• STATED PROBLEM: The records below must be transcribed exactly. Do not include the pictures.

• MATERIAL:
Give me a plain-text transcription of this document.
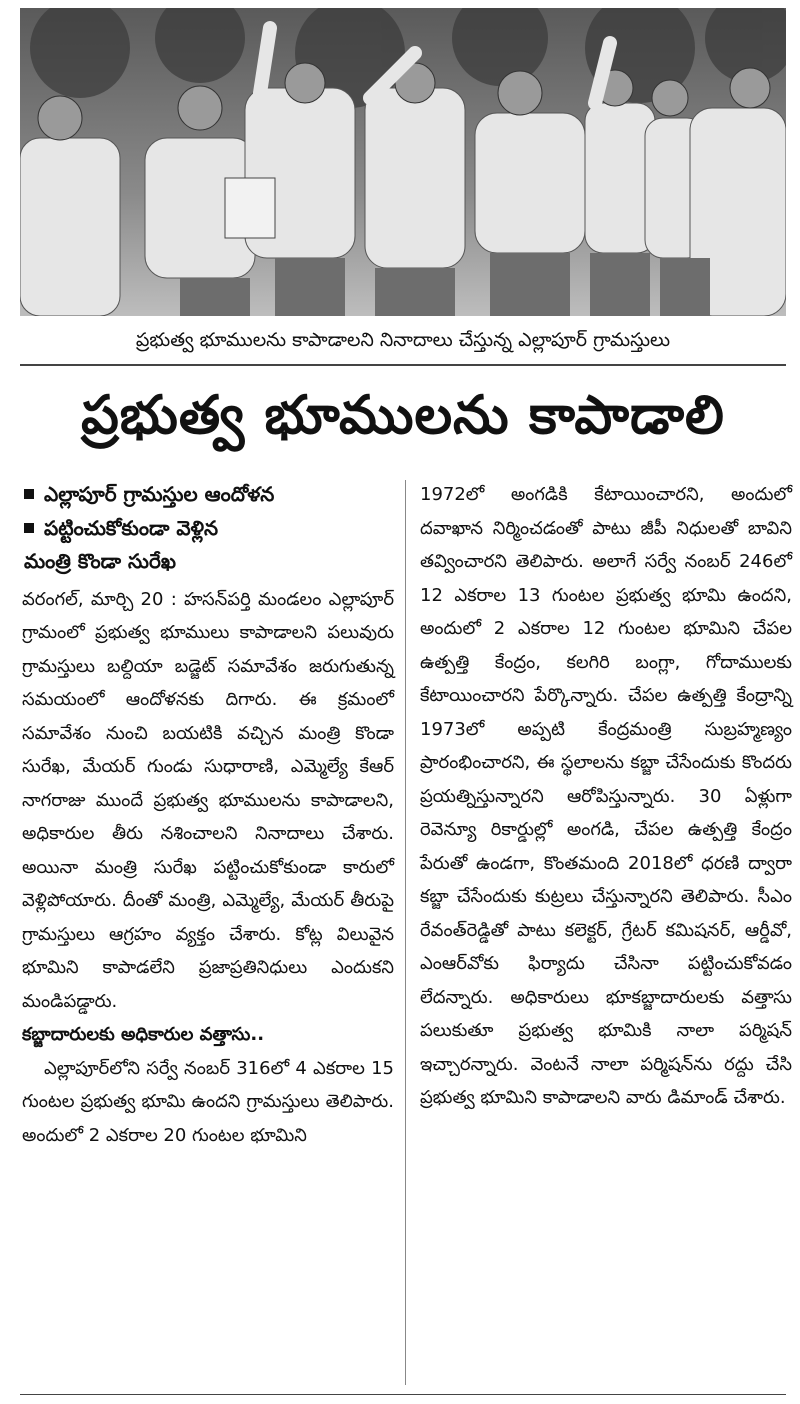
ప్రభుత్వ భూములను కాపాడాలని నినాదాలు చేస్తున్న ఎల్లాపూర్ గ్రామస్తులు
ప్రభుత్వ భూములను కాపాడాలి
ఎల్లాపూర్ గ్రామస్తుల ఆందోళన
పట్టించుకోకుండా వెళ్లిన
మంత్రి కొండా సురేఖ

వరంగల్, మార్చి 20 : హసన్‌పర్తి మండలం ఎల్లాపూర్ గ్రామంలో ప్రభుత్వ భూములు కాపాడాలని పలువురు గ్రామస్తులు బల్దియా బడ్జెట్ సమావేశం జరుగుతున్న సమయంలో ఆందోళనకు దిగారు. ఈ క్రమంలో సమావేశం నుంచి బయటికి వచ్చిన మంత్రి కొండా సురేఖ, మేయర్ గుండు సుధారాణి, ఎమ్మెల్యే కేఆర్ నాగరాజు ముందే ప్రభుత్వ భూములను కాపాడాలని, అధికారుల తీరు నశించాలని నినాదాలు చేశారు. అయినా మంత్రి సురేఖ పట్టించుకోకుండా కారులో వెళ్లిపోయారు. దీంతో మంత్రి, ఎమ్మెల్యే, మేయర్ తీరుపై గ్రామస్తులు ఆగ్రహం వ్యక్తం చేశారు. కోట్ల విలువైన భూమిని కాపాడలేని ప్రజాప్రతినిధులు ఎందుకని మండిపడ్డారు.

కబ్జాదారులకు అధికారుల వత్తాసు..

ఎల్లాపూర్‌లోని సర్వే నంబర్ 316లో 4 ఎకరాల 15 గుంటల ప్రభుత్వ భూమి ఉందని గ్రామస్తులు తెలిపారు. అందులో 2 ఎకరాల 20 గుంటల భూమిని

1972లో అంగడికి కేటాయించారని, అందులో దవాఖాన నిర్మించడంతో పాటు జీపీ నిధులతో బావిని తవ్వించారని తెలిపారు. అలాగే సర్వే నంబర్ 246లో 12 ఎకరాల 13 గుంటల ప్రభుత్వ భూమి ఉందని, అందులో 2 ఎకరాల 12 గుంటల భూమిని చేపల ఉత్పత్తి కేంద్రం, కలగిరి బంగ్లా, గోదాములకు కేటాయించారని పేర్కొన్నారు. చేపల ఉత్పత్తి కేంద్రాన్ని 1973లో అప్పటి కేంద్రమంత్రి సుబ్రహ్మణ్యం ప్రారంభించారని, ఈ స్థలాలను కబ్జా చేసేందుకు కొందరు ప్రయత్నిస్తున్నారని ఆరోపిస్తున్నారు. 30 ఏళ్లుగా రెవెన్యూ రికార్డుల్లో అంగడి, చేపల ఉత్పత్తి కేంద్రం పేరుతో ఉండగా, కొంతమంది 2018లో ధరణి ద్వారా కబ్జా చేసేందుకు కుట్రలు చేస్తున్నారని తెలిపారు. సీఎం రేవంత్‌రెడ్డితో పాటు కలెక్టర్, గ్రేటర్ కమిషనర్, ఆర్డీవో, ఎంఆర్‌వోకు ఫిర్యాదు చేసినా పట్టించుకోవడం లేదన్నారు. అధికారులు భూకబ్జాదారులకు వత్తాసు పలుకుతూ ప్రభుత్వ భూమికి నాలా పర్మిషన్ ఇచ్చారన్నారు. వెంటనే నాలా పర్మిషన్‌ను రద్దు చేసి ప్రభుత్వ భూమిని కాపాడాలని వారు డిమాండ్ చేశారు.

• THE RESPONSE:
Give me a plain-text transcription of this document.
ప్రభుత్వ భూములను కాపాడాలని నినాదాలు చేస్తున్న ఎల్లాపూర్ గ్రామస్తులు
ప్రభుత్వ భూములను కాపాడాలి
ఎల్లాపూర్ గ్రామస్తుల ఆందోళన
పట్టించుకోకుండా వెళ్లిన
మంత్రి కొండా సురేఖ

వరంగల్, మార్చి 20 : హసన్‌పర్తి మండలం ఎల్లాపూర్ గ్రామంలో ప్రభుత్వ భూములు కాపాడాలని పలువురు గ్రామస్తులు బల్దియా బడ్జెట్ సమావేశం జరుగుతున్న సమయంలో ఆందోళనకు దిగారు. ఈ క్రమంలో సమావేశం నుంచి బయటికి వచ్చిన మంత్రి కొండా సురేఖ, మేయర్ గుండు సుధారాణి, ఎమ్మెల్యే కేఆర్ నాగరాజు ముందే ప్రభుత్వ భూములను కాపాడాలని, అధికారుల తీరు నశించాలని నినాదాలు చేశారు. అయినా మంత్రి సురేఖ పట్టించుకోకుండా కారులో వెళ్లిపోయారు. దీంతో మంత్రి, ఎమ్మెల్యే, మేయర్ తీరుపై గ్రామస్తులు ఆగ్రహం వ్యక్తం చేశారు. కోట్ల విలువైన భూమిని కాపాడలేని ప్రజాప్రతినిధులు ఎందుకని మండిపడ్డారు.

కబ్జాదారులకు అధికారుల వత్తాసు..

ఎల్లాపూర్‌లోని సర్వే నంబర్ 316లో 4 ఎకరాల 15 గుంటల ప్రభుత్వ భూమి ఉందని గ్రామస్తులు తెలిపారు. అందులో 2 ఎకరాల 20 గుంటల భూమిని

1972లో అంగడికి కేటాయించారని, అందులో దవాఖాన నిర్మించడంతో పాటు జీపీ నిధులతో బావిని తవ్వించారని తెలిపారు. అలాగే సర్వే నంబర్ 246లో 12 ఎకరాల 13 గుంటల ప్రభుత్వ భూమి ఉందని, అందులో 2 ఎకరాల 12 గుంటల భూమిని చేపల ఉత్పత్తి కేంద్రం, కలగిరి బంగ్లా, గోదాములకు కేటాయించారని పేర్కొన్నారు. చేపల ఉత్పత్తి కేంద్రాన్ని 1973లో అప్పటి కేంద్రమంత్రి సుబ్రహ్మణ్యం ప్రారంభించారని, ఈ స్థలాలను కబ్జా చేసేందుకు కొందరు ప్రయత్నిస్తున్నారని ఆరోపిస్తున్నారు. 30 ఏళ్లుగా రెవెన్యూ రికార్డుల్లో అంగడి, చేపల ఉత్పత్తి కేంద్రం పేరుతో ఉండగా, కొంతమంది 2018లో ధరణి ద్వారా కబ్జా చేసేందుకు కుట్రలు చేస్తున్నారని తెలిపారు. సీఎం రేవంత్‌రెడ్డితో పాటు కలెక్టర్, గ్రేటర్ కమిషనర్, ఆర్డీవో, ఎంఆర్‌వోకు ఫిర్యాదు చేసినా పట్టించుకోవడం లేదన్నారు. అధికారులు భూకబ్జాదారులకు వత్తాసు పలుకుతూ ప్రభుత్వ భూమికి నాలా పర్మిషన్ ఇచ్చారన్నారు. వెంటనే నాలా పర్మిషన్‌ను రద్దు చేసి ప్రభుత్వ భూమిని కాపాడాలని వారు డిమాండ్ చేశారు.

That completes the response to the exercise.